* [Set task]
Beginning with the line that contains "What's the underlying", extract each line through the end of the listing below, with no additions or omissions.
* Begin *
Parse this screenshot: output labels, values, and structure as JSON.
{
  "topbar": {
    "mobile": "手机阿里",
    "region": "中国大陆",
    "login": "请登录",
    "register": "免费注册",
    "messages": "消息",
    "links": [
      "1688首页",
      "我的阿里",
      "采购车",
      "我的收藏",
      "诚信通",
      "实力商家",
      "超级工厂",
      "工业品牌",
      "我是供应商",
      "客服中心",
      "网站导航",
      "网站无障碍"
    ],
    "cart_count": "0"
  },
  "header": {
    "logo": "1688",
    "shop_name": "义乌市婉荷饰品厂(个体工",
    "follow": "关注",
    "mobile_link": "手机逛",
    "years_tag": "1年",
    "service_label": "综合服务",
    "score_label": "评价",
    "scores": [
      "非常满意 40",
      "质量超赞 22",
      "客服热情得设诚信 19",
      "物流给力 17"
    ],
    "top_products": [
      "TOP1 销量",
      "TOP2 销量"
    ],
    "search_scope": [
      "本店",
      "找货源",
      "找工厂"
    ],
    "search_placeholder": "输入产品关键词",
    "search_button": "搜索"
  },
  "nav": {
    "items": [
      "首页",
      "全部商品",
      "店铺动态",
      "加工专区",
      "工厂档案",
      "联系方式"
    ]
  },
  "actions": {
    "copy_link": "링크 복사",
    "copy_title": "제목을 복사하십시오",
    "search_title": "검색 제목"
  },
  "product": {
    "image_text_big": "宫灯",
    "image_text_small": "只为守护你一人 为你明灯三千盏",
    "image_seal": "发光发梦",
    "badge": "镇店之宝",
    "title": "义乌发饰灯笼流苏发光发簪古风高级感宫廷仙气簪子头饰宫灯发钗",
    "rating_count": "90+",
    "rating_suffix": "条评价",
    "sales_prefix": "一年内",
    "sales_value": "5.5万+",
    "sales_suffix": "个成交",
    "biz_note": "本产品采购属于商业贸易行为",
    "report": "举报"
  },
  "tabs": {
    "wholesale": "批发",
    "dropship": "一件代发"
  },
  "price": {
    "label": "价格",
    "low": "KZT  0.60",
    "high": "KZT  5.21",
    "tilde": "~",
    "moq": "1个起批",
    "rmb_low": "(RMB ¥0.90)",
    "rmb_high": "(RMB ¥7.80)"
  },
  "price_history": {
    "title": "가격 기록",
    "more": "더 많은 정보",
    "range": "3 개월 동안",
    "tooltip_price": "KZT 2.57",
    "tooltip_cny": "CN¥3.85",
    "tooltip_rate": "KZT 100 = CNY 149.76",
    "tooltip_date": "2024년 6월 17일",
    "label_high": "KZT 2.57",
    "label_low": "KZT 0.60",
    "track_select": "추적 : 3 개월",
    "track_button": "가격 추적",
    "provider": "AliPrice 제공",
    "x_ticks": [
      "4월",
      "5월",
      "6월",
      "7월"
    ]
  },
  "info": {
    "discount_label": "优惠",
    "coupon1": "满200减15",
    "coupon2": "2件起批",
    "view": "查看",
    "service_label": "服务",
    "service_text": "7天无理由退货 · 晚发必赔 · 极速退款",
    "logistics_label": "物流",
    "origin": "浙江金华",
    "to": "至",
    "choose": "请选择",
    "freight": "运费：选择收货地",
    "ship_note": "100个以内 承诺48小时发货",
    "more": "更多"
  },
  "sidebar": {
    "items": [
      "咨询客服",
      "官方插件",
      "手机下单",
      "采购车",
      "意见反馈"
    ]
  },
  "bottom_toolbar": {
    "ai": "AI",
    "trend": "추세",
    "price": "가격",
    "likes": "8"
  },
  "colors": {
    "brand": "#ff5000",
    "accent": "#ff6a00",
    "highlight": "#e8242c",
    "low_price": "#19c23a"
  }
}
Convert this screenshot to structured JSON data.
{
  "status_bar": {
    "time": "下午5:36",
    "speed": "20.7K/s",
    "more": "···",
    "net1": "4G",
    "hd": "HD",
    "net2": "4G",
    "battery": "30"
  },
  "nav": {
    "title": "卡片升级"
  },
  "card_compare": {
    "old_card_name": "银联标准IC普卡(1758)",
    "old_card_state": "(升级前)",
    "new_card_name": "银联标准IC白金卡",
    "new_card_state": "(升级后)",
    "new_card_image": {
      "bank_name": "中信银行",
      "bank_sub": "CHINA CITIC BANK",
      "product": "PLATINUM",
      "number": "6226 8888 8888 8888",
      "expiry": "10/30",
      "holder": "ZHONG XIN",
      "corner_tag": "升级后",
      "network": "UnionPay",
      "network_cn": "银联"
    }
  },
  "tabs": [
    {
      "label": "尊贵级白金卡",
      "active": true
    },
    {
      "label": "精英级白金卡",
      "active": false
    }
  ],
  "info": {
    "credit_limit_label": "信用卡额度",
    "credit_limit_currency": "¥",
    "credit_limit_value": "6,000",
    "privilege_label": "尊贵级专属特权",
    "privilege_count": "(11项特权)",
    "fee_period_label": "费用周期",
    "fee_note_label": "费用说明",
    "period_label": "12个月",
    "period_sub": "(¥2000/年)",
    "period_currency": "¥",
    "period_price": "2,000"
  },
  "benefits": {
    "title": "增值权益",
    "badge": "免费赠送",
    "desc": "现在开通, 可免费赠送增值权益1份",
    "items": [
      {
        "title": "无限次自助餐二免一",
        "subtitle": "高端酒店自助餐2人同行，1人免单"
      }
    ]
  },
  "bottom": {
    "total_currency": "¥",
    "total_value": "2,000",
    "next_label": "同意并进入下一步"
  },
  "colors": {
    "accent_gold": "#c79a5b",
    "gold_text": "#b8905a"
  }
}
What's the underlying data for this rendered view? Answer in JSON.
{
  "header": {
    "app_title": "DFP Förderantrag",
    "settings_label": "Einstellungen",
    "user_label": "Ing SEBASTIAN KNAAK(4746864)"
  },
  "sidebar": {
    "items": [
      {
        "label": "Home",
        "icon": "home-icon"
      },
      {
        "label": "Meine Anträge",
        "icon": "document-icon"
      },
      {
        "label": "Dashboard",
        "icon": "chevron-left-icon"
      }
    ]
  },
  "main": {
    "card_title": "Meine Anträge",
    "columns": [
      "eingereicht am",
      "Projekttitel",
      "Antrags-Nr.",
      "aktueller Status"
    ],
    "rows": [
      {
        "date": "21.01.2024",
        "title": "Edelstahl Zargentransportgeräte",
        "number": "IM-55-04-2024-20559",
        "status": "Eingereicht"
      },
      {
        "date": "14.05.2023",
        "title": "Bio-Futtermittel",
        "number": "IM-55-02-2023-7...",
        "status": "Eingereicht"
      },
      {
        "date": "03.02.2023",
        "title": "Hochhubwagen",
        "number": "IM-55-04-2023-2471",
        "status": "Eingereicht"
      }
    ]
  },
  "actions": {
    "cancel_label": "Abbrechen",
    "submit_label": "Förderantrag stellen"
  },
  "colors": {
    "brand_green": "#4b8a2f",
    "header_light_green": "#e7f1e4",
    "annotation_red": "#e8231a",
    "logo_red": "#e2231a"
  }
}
* End *
* [Correct output]
What's the underlying data for this rendered view? Answer in JSON.
{
  "header": {
    "app_title": "DFP Förderantrag",
    "settings_label": "Einstellungen",
    "user_label": "Ing SEBASTIAN KNAAK(4746864)"
  },
  "sidebar": {
    "items": [
      {
        "label": "Home",
        "icon": "home-icon"
      },
      {
        "label": "Meine Anträge",
        "icon": "document-icon"
      },
      {
        "label": "Dashboard",
        "icon": "chevron-left-icon"
      }
    ]
  },
  "main": {
    "card_title": "Meine Anträge",
    "columns": [
      "eingereicht am",
      "Projekttitel",
      "Antrags-Nr.",
      "aktueller Status"
    ],
    "rows": [
      {
        "date": "21.01.2024",
        "title": "Edelstahl Zargentransportgeräte",
        "number": "IM-55-04-2024-20559",
        "status": "Eingereicht"
      },
      {
        "date": "14.05.2023",
        "title": "Bio-Futtermittel",
        "number": "IM-55-02-2023-7...",
        "status": "Eingereicht"
      },
      {
        "date": "03.02.2023",
        "title": "Hochhubwagen",
        "number": "IM-55-04-2023-2471",
        "status": "Eingereicht"
      }
    ]
  },
  "actions": {
    "cancel_label": "Abbrechen",
    "submit_label": "Förderantrag stellen"
  },
  "colors": {
    "brand_green": "#4b8a2f",
    "header_light_green": "#e7f1e4",
    "annotation_red": "#e8231a",
    "logo_red": "#e2231a"
  }
}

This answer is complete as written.